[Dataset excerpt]
** start **

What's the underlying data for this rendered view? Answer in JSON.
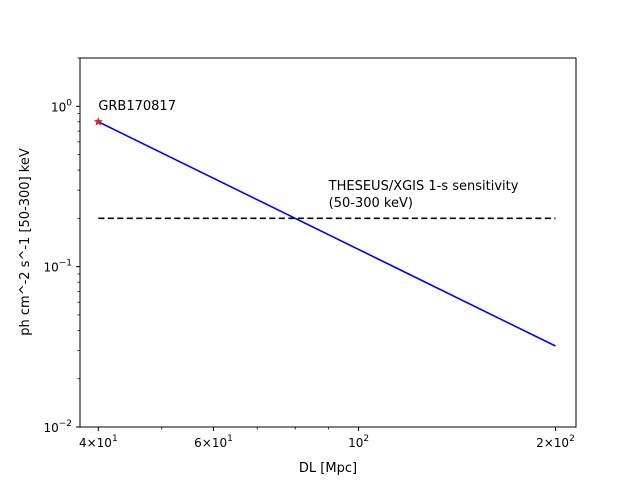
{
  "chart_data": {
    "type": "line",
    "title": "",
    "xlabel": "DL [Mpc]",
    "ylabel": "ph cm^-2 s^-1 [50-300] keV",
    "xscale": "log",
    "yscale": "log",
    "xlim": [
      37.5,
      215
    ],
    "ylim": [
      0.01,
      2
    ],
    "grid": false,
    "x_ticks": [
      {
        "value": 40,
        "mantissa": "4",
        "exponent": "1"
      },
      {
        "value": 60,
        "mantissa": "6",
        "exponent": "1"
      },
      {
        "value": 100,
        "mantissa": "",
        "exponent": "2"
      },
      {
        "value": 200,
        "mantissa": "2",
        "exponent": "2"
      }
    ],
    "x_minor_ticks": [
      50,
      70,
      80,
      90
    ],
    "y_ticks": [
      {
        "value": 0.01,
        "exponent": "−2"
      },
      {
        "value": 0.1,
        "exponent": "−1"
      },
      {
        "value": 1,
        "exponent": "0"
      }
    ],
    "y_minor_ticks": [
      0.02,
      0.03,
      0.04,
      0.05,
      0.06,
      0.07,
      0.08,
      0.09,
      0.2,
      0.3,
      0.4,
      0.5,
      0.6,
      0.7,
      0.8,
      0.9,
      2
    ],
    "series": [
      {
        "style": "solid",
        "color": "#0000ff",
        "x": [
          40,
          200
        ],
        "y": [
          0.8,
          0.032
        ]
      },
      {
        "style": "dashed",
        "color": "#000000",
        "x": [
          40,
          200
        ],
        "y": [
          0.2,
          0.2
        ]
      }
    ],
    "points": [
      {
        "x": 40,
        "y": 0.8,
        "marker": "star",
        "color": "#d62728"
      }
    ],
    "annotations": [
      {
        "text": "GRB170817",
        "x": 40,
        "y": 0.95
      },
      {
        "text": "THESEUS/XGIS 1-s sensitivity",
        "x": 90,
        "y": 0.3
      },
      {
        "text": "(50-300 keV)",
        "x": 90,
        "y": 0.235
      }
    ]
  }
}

** end **
** start **

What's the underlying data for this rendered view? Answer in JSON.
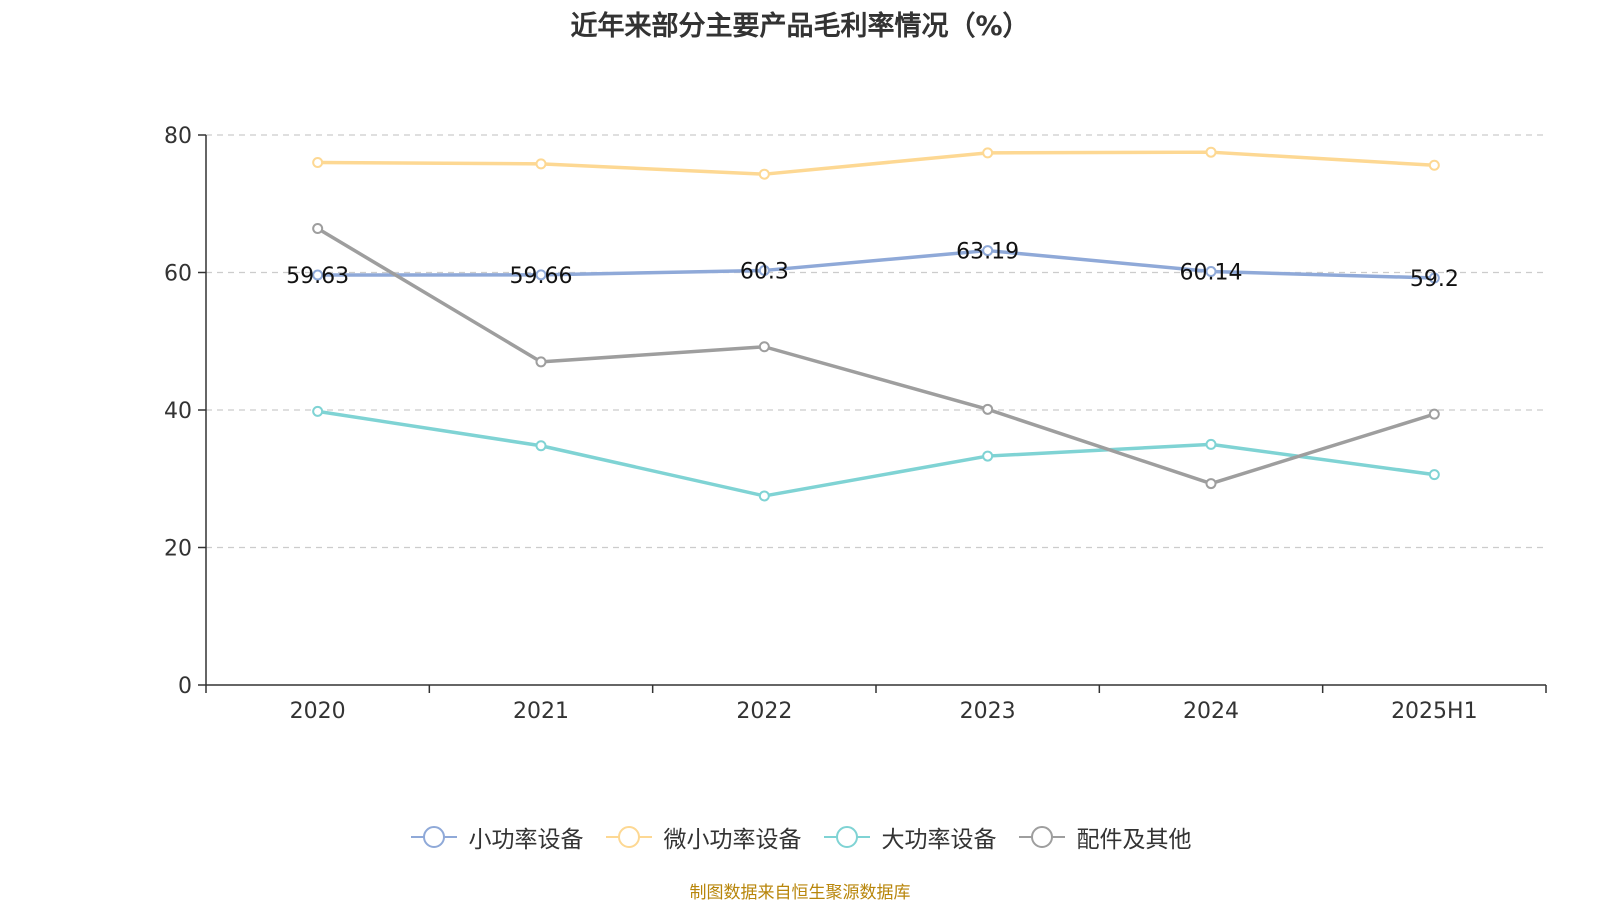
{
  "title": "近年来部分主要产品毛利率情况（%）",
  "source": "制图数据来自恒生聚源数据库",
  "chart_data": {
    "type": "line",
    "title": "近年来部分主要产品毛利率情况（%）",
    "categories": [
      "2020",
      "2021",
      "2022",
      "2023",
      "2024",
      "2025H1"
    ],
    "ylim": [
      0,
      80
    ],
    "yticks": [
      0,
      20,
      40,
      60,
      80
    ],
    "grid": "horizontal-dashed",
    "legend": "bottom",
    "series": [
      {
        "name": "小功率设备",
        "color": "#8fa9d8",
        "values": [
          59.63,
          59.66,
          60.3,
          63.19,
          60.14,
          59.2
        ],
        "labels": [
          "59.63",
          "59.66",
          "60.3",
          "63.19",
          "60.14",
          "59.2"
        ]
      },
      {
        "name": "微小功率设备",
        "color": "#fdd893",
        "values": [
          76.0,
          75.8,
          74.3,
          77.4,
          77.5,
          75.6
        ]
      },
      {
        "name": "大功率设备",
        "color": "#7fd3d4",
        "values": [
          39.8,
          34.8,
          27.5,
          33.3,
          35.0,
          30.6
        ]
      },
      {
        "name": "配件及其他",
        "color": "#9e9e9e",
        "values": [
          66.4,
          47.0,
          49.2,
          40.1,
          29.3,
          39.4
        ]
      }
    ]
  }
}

** end **
** start **

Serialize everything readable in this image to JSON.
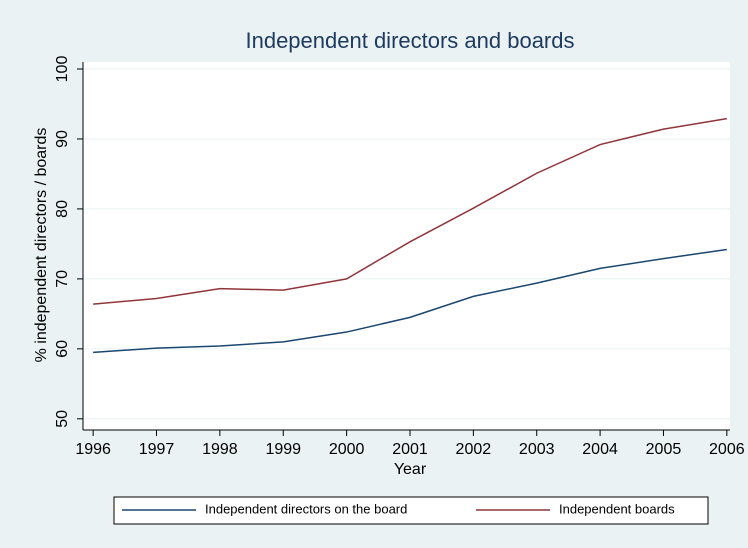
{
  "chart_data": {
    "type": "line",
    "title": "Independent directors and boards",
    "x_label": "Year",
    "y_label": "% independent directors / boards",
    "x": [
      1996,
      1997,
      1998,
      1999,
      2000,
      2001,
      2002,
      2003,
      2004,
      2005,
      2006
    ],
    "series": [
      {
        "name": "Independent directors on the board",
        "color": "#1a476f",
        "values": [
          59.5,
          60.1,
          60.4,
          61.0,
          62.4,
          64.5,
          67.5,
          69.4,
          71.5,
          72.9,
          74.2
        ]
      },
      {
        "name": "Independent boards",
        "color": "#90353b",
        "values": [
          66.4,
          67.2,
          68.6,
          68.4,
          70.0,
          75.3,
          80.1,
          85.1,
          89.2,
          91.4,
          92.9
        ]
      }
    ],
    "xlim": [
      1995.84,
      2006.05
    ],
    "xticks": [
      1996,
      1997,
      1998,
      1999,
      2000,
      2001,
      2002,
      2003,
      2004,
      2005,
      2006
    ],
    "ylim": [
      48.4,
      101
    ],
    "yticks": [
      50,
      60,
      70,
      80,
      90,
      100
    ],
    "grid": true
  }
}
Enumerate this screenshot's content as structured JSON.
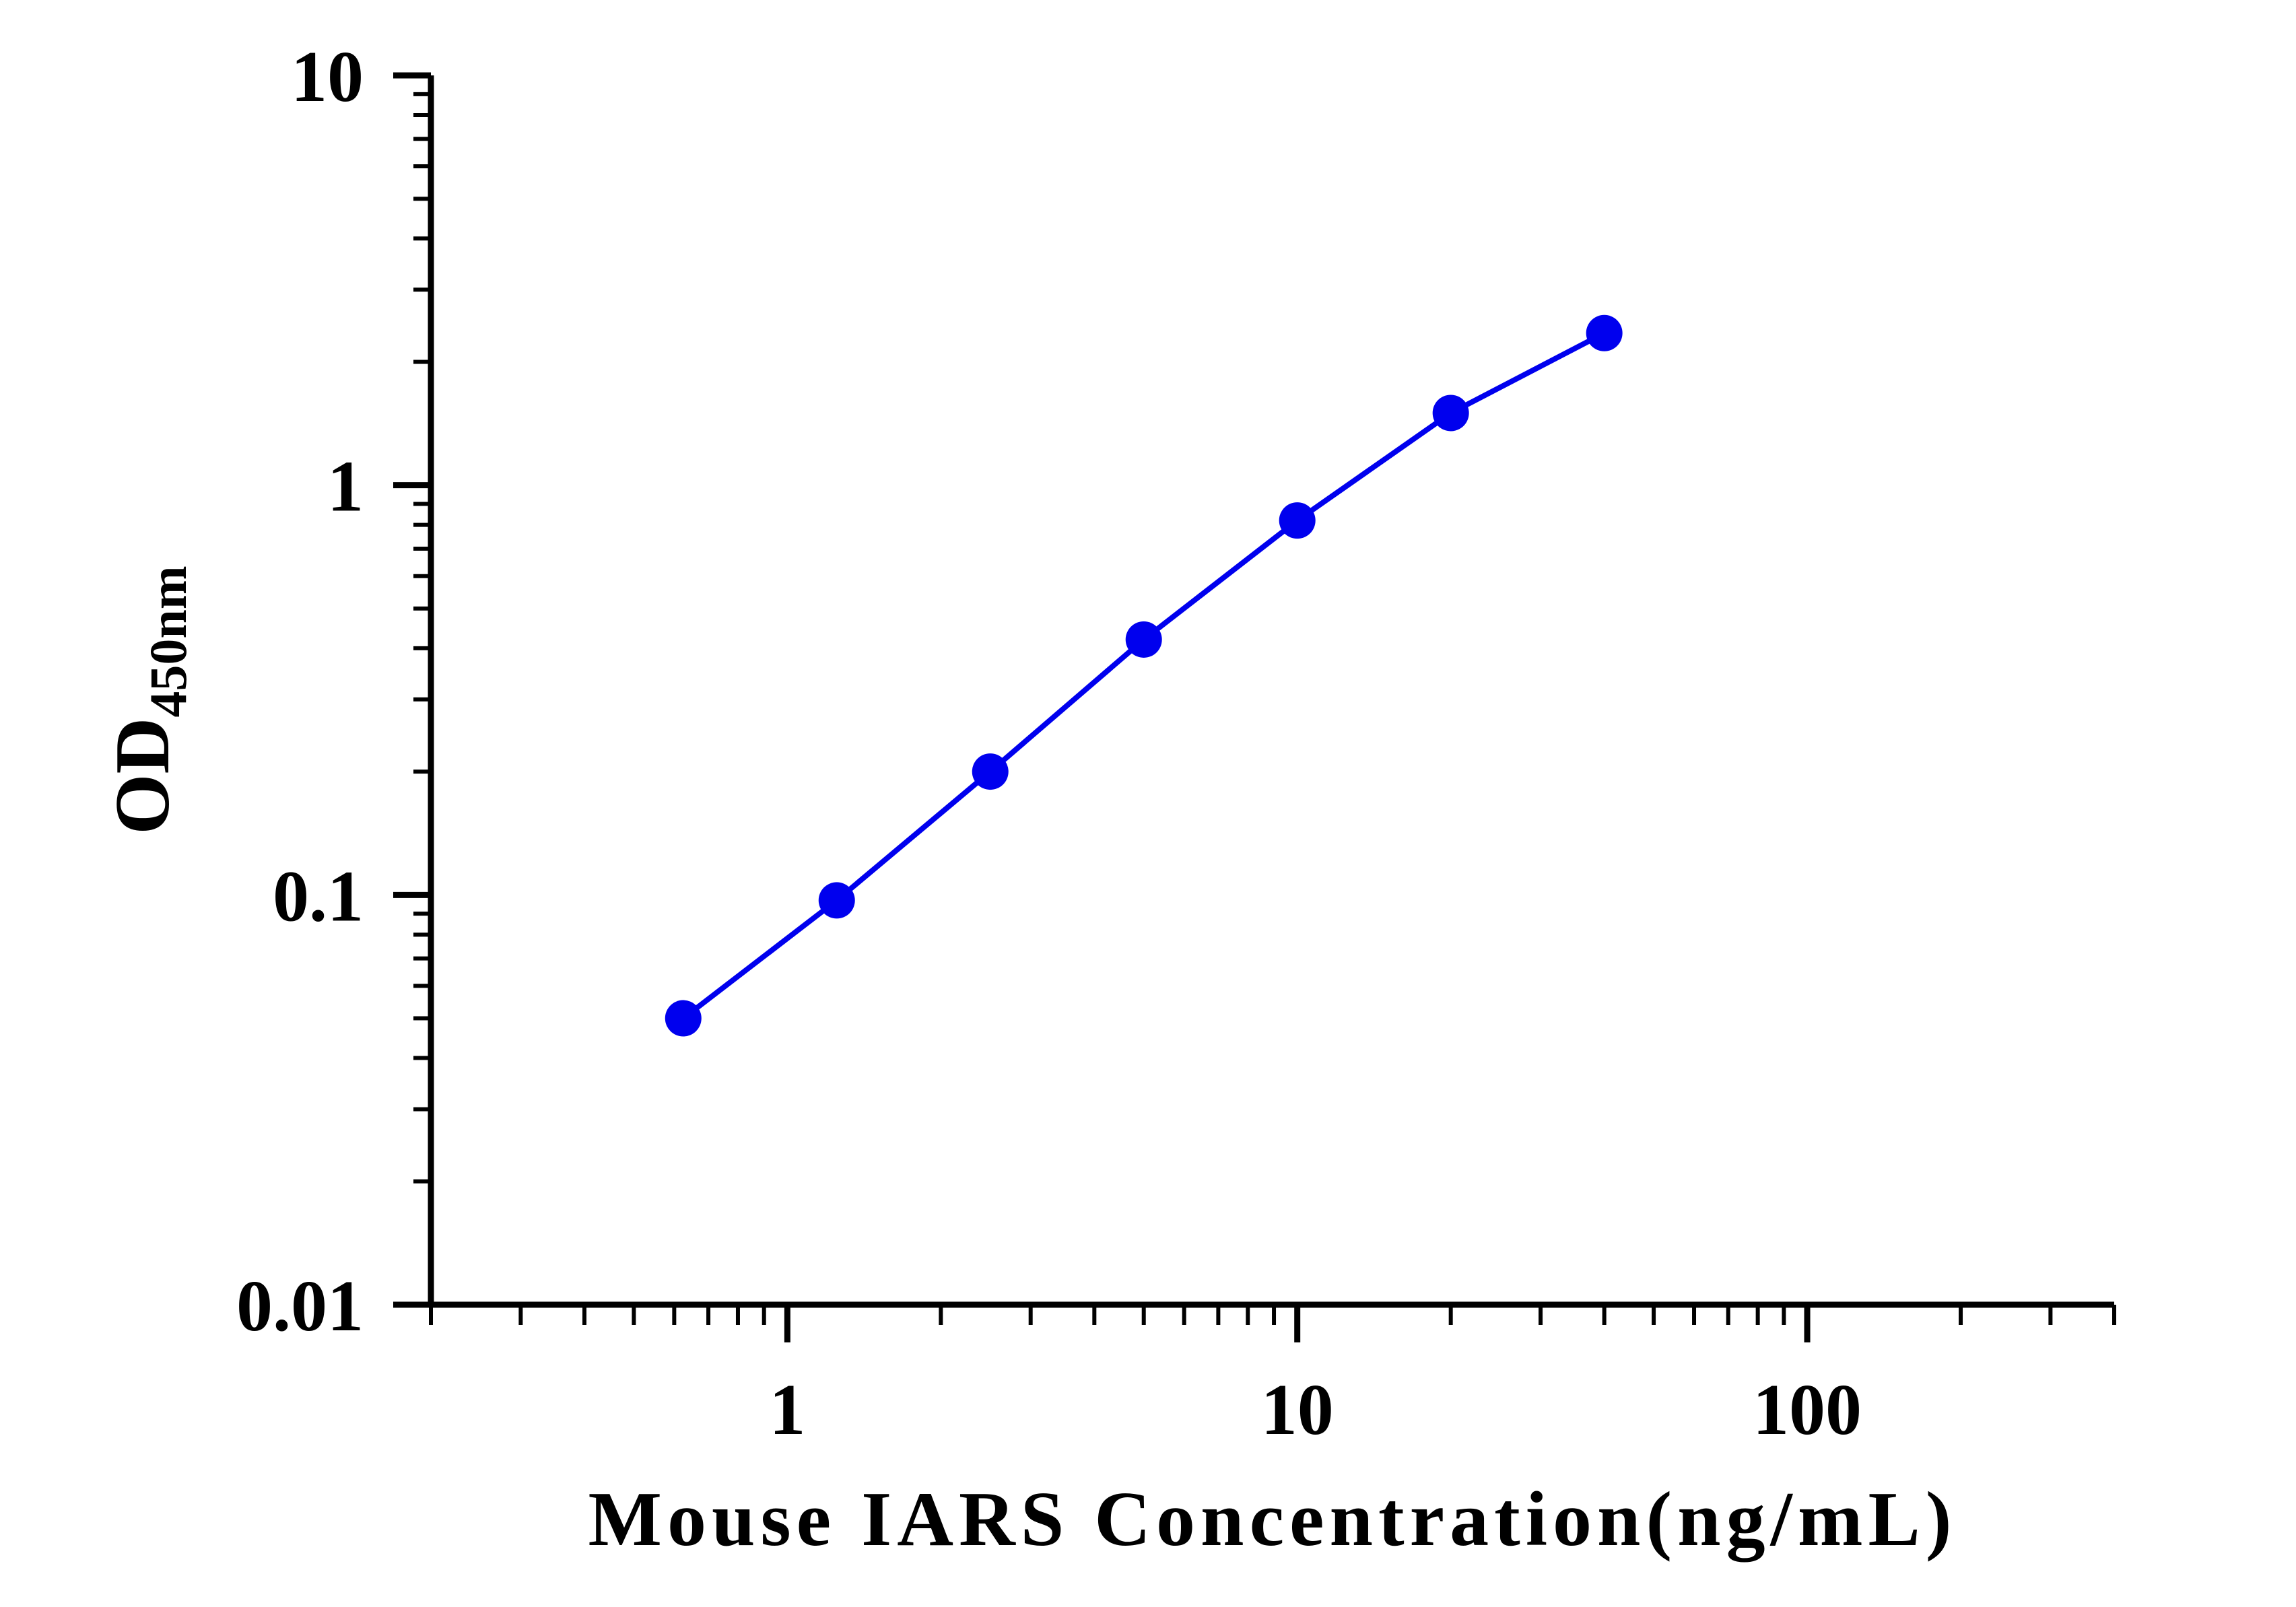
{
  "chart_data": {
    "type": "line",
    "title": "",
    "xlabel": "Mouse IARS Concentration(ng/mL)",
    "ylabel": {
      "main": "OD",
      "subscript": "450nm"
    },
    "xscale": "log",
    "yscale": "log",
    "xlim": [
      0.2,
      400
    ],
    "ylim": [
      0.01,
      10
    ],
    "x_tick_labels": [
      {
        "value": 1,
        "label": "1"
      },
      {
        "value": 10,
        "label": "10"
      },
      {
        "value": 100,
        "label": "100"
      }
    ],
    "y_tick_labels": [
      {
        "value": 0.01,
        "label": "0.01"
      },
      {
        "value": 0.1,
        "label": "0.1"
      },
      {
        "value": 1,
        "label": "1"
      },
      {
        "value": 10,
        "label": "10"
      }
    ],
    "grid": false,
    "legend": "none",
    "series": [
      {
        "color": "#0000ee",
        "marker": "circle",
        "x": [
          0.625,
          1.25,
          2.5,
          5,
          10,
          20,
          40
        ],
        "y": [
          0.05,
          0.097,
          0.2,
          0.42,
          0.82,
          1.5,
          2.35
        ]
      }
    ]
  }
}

** end **

_Problem details:_ Choose all lines containing the string "mantissa" and copy them out.

_Problem solution:_
        "mantissa": "4",
        "mantissa": "6",
        "mantissa": "",
        "mantissa": "2",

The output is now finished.